▶ [Requirements]
In the material below, find each line holding the string "JSON" and copy it.

================

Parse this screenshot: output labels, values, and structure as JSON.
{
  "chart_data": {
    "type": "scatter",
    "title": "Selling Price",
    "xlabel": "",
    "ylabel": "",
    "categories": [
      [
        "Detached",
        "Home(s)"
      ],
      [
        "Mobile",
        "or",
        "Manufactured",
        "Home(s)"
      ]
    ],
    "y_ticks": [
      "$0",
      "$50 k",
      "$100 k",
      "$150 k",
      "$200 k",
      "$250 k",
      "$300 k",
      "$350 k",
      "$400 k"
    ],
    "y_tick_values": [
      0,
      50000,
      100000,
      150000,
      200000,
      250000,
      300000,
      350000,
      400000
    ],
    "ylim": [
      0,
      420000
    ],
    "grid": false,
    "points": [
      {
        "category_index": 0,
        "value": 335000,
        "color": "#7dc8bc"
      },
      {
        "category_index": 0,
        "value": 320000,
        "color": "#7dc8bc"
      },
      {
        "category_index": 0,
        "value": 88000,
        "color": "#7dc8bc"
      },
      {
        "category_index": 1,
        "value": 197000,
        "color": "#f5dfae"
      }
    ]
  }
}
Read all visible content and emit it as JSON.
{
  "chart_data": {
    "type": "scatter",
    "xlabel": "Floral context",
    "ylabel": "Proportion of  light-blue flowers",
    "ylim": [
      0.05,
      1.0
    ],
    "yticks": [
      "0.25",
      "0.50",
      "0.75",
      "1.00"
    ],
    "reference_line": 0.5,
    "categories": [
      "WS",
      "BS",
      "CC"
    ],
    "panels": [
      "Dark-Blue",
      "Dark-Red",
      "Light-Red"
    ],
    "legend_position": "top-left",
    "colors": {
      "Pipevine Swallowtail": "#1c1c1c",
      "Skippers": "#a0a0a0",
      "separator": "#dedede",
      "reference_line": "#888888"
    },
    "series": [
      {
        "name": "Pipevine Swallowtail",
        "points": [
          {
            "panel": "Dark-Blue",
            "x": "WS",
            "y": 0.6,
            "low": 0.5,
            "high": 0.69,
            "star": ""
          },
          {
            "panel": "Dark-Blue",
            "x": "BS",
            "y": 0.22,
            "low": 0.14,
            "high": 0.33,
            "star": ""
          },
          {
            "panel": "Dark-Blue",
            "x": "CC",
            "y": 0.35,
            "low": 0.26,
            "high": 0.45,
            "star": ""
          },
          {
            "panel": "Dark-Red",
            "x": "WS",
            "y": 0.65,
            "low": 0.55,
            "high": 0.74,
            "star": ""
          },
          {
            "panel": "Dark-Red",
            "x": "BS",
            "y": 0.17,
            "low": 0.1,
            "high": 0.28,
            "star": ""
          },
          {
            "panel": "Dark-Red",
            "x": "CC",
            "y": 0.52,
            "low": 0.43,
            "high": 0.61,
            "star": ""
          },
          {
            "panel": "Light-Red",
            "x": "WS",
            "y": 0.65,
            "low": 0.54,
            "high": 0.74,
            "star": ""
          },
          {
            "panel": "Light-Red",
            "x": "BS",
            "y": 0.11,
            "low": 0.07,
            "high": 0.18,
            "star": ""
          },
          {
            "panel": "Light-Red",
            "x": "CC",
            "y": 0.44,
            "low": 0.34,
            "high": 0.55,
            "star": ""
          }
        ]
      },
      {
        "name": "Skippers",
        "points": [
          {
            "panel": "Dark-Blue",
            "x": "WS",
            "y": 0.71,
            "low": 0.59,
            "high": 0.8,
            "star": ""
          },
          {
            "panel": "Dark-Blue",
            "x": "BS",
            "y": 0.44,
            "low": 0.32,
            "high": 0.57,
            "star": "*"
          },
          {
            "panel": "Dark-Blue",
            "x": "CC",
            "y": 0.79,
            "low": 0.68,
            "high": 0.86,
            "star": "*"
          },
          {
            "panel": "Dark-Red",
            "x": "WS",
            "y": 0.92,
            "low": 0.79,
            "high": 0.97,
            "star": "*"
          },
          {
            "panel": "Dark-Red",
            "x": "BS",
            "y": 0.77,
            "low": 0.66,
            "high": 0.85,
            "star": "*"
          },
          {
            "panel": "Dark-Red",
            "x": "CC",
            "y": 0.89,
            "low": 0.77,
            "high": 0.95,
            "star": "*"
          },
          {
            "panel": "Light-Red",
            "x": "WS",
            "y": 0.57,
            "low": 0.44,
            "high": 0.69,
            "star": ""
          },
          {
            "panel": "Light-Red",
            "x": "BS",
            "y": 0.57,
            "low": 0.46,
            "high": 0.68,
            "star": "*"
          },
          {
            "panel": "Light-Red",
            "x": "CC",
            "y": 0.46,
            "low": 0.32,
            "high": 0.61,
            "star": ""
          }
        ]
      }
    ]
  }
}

================

▶ [Result of this task]
Parse this screenshot: output labels, values, and structure as JSON.
Read all visible content and emit it as JSON.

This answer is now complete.